%%

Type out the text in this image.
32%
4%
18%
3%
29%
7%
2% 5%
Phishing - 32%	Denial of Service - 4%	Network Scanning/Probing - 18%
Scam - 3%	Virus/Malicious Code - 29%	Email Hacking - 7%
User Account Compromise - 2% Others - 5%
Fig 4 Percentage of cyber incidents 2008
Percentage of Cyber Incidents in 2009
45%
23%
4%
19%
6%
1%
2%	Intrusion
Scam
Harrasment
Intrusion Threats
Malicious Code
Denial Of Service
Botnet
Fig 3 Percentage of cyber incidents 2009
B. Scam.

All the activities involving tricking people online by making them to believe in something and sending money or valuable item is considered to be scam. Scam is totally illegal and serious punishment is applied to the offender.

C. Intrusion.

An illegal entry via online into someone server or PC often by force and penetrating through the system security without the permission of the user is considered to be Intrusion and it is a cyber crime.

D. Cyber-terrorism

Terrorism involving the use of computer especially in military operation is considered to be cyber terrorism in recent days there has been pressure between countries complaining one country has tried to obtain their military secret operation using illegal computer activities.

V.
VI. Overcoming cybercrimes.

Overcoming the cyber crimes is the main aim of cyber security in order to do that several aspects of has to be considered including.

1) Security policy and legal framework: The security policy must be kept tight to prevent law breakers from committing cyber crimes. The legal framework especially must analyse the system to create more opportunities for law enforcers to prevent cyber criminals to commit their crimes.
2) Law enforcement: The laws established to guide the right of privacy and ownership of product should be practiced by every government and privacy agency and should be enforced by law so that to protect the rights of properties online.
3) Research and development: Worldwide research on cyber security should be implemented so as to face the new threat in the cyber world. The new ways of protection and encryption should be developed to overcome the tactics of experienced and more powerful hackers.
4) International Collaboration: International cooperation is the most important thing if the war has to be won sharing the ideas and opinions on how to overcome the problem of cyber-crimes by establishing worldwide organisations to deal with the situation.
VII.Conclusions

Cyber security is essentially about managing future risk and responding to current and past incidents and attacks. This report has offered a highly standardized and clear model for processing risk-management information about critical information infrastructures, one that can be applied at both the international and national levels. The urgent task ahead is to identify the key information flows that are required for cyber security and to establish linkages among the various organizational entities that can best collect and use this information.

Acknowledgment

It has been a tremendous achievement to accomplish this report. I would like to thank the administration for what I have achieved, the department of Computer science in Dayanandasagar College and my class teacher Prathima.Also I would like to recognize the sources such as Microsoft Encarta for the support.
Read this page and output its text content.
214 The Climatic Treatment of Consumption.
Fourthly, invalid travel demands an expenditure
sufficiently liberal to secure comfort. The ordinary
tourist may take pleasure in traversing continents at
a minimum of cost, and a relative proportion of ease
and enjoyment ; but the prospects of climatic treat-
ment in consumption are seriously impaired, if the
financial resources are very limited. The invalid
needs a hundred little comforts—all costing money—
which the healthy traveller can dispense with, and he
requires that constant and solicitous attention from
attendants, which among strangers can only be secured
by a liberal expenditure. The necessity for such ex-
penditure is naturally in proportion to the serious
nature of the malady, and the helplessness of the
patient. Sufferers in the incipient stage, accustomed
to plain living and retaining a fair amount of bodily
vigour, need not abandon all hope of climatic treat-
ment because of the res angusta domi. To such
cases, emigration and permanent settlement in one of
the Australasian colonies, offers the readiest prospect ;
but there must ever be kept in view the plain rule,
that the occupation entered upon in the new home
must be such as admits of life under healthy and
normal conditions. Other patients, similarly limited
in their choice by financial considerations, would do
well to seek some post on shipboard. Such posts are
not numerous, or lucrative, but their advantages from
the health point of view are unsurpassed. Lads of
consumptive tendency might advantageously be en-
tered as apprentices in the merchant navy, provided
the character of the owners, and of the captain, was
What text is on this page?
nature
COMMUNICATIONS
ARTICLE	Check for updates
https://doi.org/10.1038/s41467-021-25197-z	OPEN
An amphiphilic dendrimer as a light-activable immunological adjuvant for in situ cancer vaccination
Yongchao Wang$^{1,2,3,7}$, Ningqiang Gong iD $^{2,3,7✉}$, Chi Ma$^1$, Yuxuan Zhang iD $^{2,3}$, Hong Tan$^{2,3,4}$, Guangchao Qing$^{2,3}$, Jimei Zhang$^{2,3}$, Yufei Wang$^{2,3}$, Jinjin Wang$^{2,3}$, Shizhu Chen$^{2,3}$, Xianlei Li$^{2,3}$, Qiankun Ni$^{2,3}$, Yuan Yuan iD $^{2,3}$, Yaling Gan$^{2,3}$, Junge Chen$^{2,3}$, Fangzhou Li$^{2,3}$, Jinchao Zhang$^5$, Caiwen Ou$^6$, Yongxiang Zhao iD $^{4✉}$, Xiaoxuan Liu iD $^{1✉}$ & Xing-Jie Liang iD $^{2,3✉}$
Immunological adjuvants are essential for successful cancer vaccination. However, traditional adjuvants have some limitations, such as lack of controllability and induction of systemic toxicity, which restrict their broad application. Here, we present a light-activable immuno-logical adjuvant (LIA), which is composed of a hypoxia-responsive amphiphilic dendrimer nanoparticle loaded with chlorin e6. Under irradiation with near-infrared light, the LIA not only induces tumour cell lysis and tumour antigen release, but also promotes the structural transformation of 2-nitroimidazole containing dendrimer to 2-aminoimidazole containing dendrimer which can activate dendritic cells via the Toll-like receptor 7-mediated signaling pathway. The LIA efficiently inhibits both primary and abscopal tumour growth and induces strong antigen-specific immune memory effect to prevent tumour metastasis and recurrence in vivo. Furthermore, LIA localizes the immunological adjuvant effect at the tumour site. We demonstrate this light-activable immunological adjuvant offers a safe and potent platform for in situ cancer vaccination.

%%

_Exercise directions:_ Set down the preceding data verbatim. Every line belongs in the copy.

_Expected answer:_
Type out the text in this image.
32%
4%
18%
3%
29%
7%
2% 5%
Phishing - 32%	Denial of Service - 4%	Network Scanning/Probing - 18%
Scam - 3%	Virus/Malicious Code - 29%	Email Hacking - 7%
User Account Compromise - 2% Others - 5%
Fig 4 Percentage of cyber incidents 2008
Percentage of Cyber Incidents in 2009
45%
23%
4%
19%
6%
1%
2%	Intrusion
Scam
Harrasment
Intrusion Threats
Malicious Code
Denial Of Service
Botnet
Fig 3 Percentage of cyber incidents 2009
B. Scam.

All the activities involving tricking people online by making them to believe in something and sending money or valuable item is considered to be scam. Scam is totally illegal and serious punishment is applied to the offender.

C. Intrusion.

An illegal entry via online into someone server or PC often by force and penetrating through the system security without the permission of the user is considered to be Intrusion and it is a cyber crime.

D. Cyber-terrorism

Terrorism involving the use of computer especially in military operation is considered to be cyber terrorism in recent days there has been pressure between countries complaining one country has tried to obtain their military secret operation using illegal computer activities.

V.
VI. Overcoming cybercrimes.

Overcoming the cyber crimes is the main aim of cyber security in order to do that several aspects of has to be considered including.

1) Security policy and legal framework: The security policy must be kept tight to prevent law breakers from committing cyber crimes. The legal framework especially must analyse the system to create more opportunities for law enforcers to prevent cyber criminals to commit their crimes.
2) Law enforcement: The laws established to guide the right of privacy and ownership of product should be practiced by every government and privacy agency and should be enforced by law so that to protect the rights of properties online.
3) Research and development: Worldwide research on cyber security should be implemented so as to face the new threat in the cyber world. The new ways of protection and encryption should be developed to overcome the tactics of experienced and more powerful hackers.
4) International Collaboration: International cooperation is the most important thing if the war has to be won sharing the ideas and opinions on how to overcome the problem of cyber-crimes by establishing worldwide organisations to deal with the situation.
VII.Conclusions

Cyber security is essentially about managing future risk and responding to current and past incidents and attacks. This report has offered a highly standardized and clear model for processing risk-management information about critical information infrastructures, one that can be applied at both the international and national levels. The urgent task ahead is to identify the key information flows that are required for cyber security and to establish linkages among the various organizational entities that can best collect and use this information.

Acknowledgment

It has been a tremendous achievement to accomplish this report. I would like to thank the administration for what I have achieved, the department of Computer science in Dayanandasagar College and my class teacher Prathima.Also I would like to recognize the sources such as Microsoft Encarta for the support.
Read this page and output its text content.
214 The Climatic Treatment of Consumption.
Fourthly, invalid travel demands an expenditure
sufficiently liberal to secure comfort. The ordinary
tourist may take pleasure in traversing continents at
a minimum of cost, and a relative proportion of ease
and enjoyment ; but the prospects of climatic treat-
ment in consumption are seriously impaired, if the
financial resources are very limited. The invalid
needs a hundred little comforts—all costing money—
which the healthy traveller can dispense with, and he
requires that constant and solicitous attention from
attendants, which among strangers can only be secured
by a liberal expenditure. The necessity for such ex-
penditure is naturally in proportion to the serious
nature of the malady, and the helplessness of the
patient. Sufferers in the incipient stage, accustomed
to plain living and retaining a fair amount of bodily
vigour, need not abandon all hope of climatic treat-
ment because of the res angusta domi. To such
cases, emigration and permanent settlement in one of
the Australasian colonies, offers the readiest prospect ;
but there must ever be kept in view the plain rule,
that the occupation entered upon in the new home
must be such as admits of life under healthy and
normal conditions. Other patients, similarly limited
in their choice by financial considerations, would do
well to seek some post on shipboard. Such posts are
not numerous, or lucrative, but their advantages from
the health point of view are unsurpassed. Lads of
consumptive tendency might advantageously be en-
tered as apprentices in the merchant navy, provided
the character of the owners, and of the captain, was
What text is on this page?
nature
COMMUNICATIONS
ARTICLE	Check for updates
https://doi.org/10.1038/s41467-021-25197-z	OPEN
An amphiphilic dendrimer as a light-activable immunological adjuvant for in situ cancer vaccination
Yongchao Wang$^{1,2,3,7}$, Ningqiang Gong iD $^{2,3,7✉}$, Chi Ma$^1$, Yuxuan Zhang iD $^{2,3}$, Hong Tan$^{2,3,4}$, Guangchao Qing$^{2,3}$, Jimei Zhang$^{2,3}$, Yufei Wang$^{2,3}$, Jinjin Wang$^{2,3}$, Shizhu Chen$^{2,3}$, Xianlei Li$^{2,3}$, Qiankun Ni$^{2,3}$, Yuan Yuan iD $^{2,3}$, Yaling Gan$^{2,3}$, Junge Chen$^{2,3}$, Fangzhou Li$^{2,3}$, Jinchao Zhang$^5$, Caiwen Ou$^6$, Yongxiang Zhao iD $^{4✉}$, Xiaoxuan Liu iD $^{1✉}$ & Xing-Jie Liang iD $^{2,3✉}$
Immunological adjuvants are essential for successful cancer vaccination. However, traditional adjuvants have some limitations, such as lack of controllability and induction of systemic toxicity, which restrict their broad application. Here, we present a light-activable immuno-logical adjuvant (LIA), which is composed of a hypoxia-responsive amphiphilic dendrimer nanoparticle loaded with chlorin e6. Under irradiation with near-infrared light, the LIA not only induces tumour cell lysis and tumour antigen release, but also promotes the structural transformation of 2-nitroimidazole containing dendrimer to 2-aminoimidazole containing dendrimer which can activate dendritic cells via the Toll-like receptor 7-mediated signaling pathway. The LIA efficiently inhibits both primary and abscopal tumour growth and induces strong antigen-specific immune memory effect to prevent tumour metastasis and recurrence in vivo. Furthermore, LIA localizes the immunological adjuvant effect at the tumour site. We demonstrate this light-activable immunological adjuvant offers a safe and potent platform for in situ cancer vaccination.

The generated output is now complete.